# Dataset excerpts start

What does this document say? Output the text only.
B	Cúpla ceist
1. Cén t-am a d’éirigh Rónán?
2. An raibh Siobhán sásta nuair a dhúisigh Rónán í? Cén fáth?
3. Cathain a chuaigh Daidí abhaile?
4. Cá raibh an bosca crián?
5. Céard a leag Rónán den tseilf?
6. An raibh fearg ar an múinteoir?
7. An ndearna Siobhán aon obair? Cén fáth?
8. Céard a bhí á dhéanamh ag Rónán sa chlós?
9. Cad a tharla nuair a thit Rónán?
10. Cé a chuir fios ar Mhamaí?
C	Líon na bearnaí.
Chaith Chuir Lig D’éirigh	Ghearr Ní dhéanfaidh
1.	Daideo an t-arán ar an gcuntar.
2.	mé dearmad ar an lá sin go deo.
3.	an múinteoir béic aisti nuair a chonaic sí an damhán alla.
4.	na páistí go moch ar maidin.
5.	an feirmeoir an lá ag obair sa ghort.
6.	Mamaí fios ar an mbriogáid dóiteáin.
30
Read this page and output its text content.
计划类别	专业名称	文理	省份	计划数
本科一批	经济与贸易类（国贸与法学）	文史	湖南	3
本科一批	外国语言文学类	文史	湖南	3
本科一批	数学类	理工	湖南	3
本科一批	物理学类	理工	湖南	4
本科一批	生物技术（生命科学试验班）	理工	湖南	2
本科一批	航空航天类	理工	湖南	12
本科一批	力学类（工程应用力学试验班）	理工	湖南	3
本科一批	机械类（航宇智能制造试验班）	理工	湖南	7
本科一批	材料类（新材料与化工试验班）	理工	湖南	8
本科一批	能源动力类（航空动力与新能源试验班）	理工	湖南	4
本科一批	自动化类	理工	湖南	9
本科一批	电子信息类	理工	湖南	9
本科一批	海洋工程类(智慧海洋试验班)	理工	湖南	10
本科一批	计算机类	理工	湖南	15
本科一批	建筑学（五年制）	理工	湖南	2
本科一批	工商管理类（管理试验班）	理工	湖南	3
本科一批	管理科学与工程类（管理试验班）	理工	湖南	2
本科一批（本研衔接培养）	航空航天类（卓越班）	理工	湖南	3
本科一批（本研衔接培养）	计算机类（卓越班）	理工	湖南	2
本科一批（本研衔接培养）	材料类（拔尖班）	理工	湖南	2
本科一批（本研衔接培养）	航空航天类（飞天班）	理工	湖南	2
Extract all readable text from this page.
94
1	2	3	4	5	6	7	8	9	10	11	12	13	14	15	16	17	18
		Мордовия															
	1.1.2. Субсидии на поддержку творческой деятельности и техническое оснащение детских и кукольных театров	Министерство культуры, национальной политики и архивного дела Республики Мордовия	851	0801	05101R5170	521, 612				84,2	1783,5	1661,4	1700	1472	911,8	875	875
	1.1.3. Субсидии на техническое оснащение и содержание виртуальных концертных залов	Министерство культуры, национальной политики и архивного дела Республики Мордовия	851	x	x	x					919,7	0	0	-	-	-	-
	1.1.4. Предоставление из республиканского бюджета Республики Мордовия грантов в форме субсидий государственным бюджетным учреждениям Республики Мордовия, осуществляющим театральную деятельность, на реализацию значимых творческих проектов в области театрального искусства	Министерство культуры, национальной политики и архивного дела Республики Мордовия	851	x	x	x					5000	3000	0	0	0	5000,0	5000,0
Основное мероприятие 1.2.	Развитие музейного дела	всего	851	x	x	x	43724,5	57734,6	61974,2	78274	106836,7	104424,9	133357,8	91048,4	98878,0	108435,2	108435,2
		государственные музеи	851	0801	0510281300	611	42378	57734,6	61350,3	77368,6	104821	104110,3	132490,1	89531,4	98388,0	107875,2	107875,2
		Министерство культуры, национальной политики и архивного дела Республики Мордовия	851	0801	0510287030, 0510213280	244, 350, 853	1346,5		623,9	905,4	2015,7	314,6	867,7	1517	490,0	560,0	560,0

# Dataset excerpts end

= Objective =
Identify each line in the records above containing the word "Субсидии"; copy those lines.

= Solved problem =
	1.1.2. Субсидии на поддержку творческой деятельности и техническое оснащение детских и кукольных театров	Министерство культуры, национальной политики и архивного дела Республики Мордовия	851	0801	05101R5170	521, 612				84,2	1783,5	1661,4	1700	1472	911,8	875	875
	1.1.3. Субсидии на техническое оснащение и содержание виртуальных концертных залов	Министерство культуры, национальной политики и архивного дела Республики Мордовия	851	x	x	x					919,7	0	0	-	-	-	-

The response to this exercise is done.